▸ MATERIAL SUPPLIED
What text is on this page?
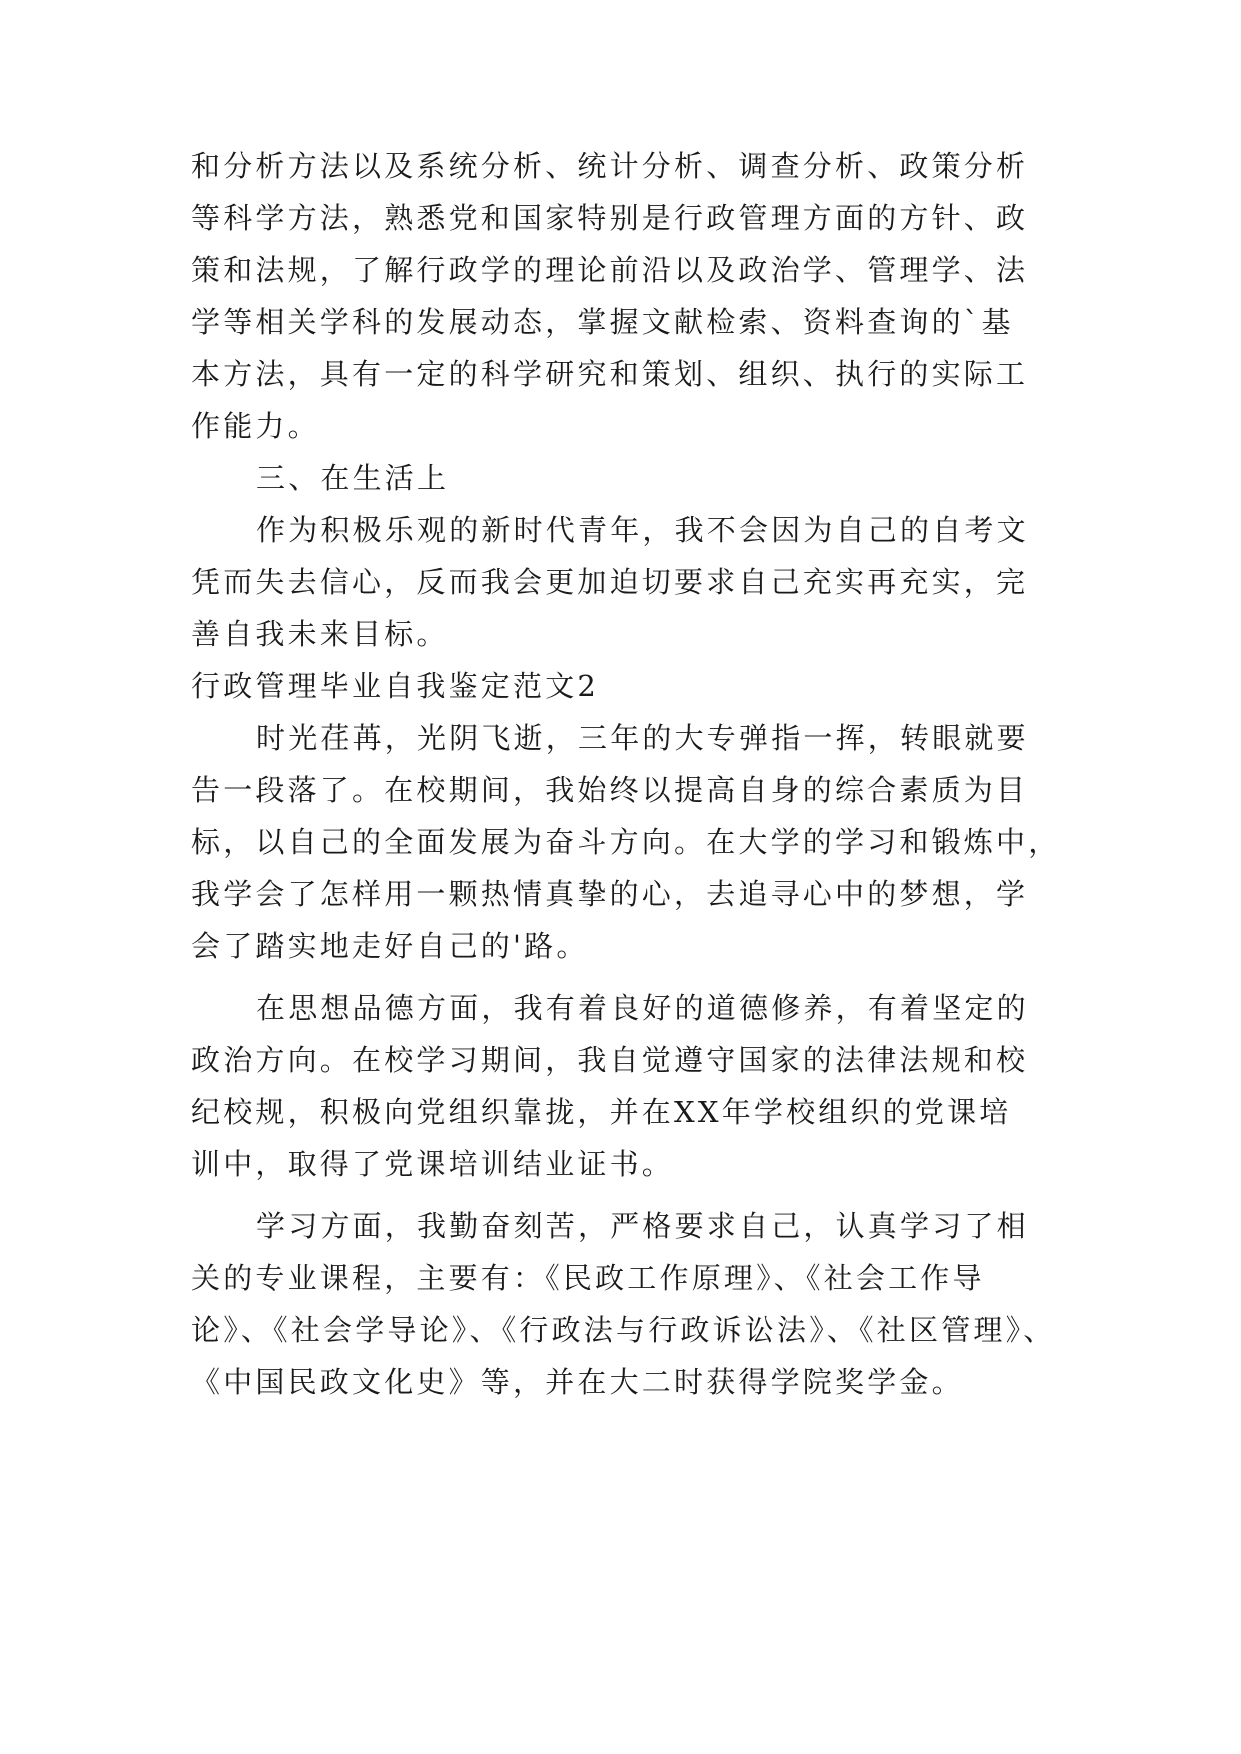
和分析方法以及系统分析、统计分析、调查分析、政策分析

等科学方法，熟悉党和国家特别是行政管理方面的方针、政

策和法规，了解行政学的理论前沿以及政治学、管理学、法

学等相关学科的发展动态，掌握文献检索、资料查询的`基

本方法，具有一定的科学研究和策划、组织、执行的实际工

作能力。

三、在生活上

作为积极乐观的新时代青年，我不会因为自己的自考文

凭而失去信心，反而我会更加迫切要求自己充实再充实，完

善自我未来目标。

行政管理毕业自我鉴定范文2

时光荏苒，光阴飞逝，三年的大专弹指一挥，转眼就要

告一段落了。在校期间，我始终以提高自身的综合素质为目

标，以自己的全面发展为奋斗方向。在大学的学习和锻炼中，

我学会了怎样用一颗热情真挚的心，去追寻心中的梦想，学

会了踏实地走好自己的'路。

在思想品德方面，我有着良好的道德修养，有着坚定的

政治方向。在校学习期间，我自觉遵守国家的法律法规和校

纪校规，积极向党组织靠拢，并在XX年学校组织的党课培

训中，取得了党课培训结业证书。

学习方面，我勤奋刻苦，严格要求自己，认真学习了相

关的专业课程，主要有：《民政工作原理》、《社会工作导

论》、《社会学导论》、《行政法与行政诉讼法》、《社区管理》、

《中国民政文化史》等，并在大二时获得学院奖学金。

▸ TASK TO CARRY OUT
Pictures stay out of the copy; please restate every record above exactly.

▸ COMPLETE RESPONSE
What text is on this page?
和分析方法以及系统分析、统计分析、调查分析、政策分析

等科学方法，熟悉党和国家特别是行政管理方面的方针、政

策和法规，了解行政学的理论前沿以及政治学、管理学、法

学等相关学科的发展动态，掌握文献检索、资料查询的`基

本方法，具有一定的科学研究和策划、组织、执行的实际工

作能力。

三、在生活上

作为积极乐观的新时代青年，我不会因为自己的自考文

凭而失去信心，反而我会更加迫切要求自己充实再充实，完

善自我未来目标。

行政管理毕业自我鉴定范文2

时光荏苒，光阴飞逝，三年的大专弹指一挥，转眼就要

告一段落了。在校期间，我始终以提高自身的综合素质为目

标，以自己的全面发展为奋斗方向。在大学的学习和锻炼中，

我学会了怎样用一颗热情真挚的心，去追寻心中的梦想，学

会了踏实地走好自己的'路。

在思想品德方面，我有着良好的道德修养，有着坚定的

政治方向。在校学习期间，我自觉遵守国家的法律法规和校

纪校规，积极向党组织靠拢，并在XX年学校组织的党课培

训中，取得了党课培训结业证书。

学习方面，我勤奋刻苦，严格要求自己，认真学习了相

关的专业课程，主要有：《民政工作原理》、《社会工作导

论》、《社会学导论》、《行政法与行政诉讼法》、《社区管理》、

《中国民政文化史》等，并在大二时获得学院奖学金。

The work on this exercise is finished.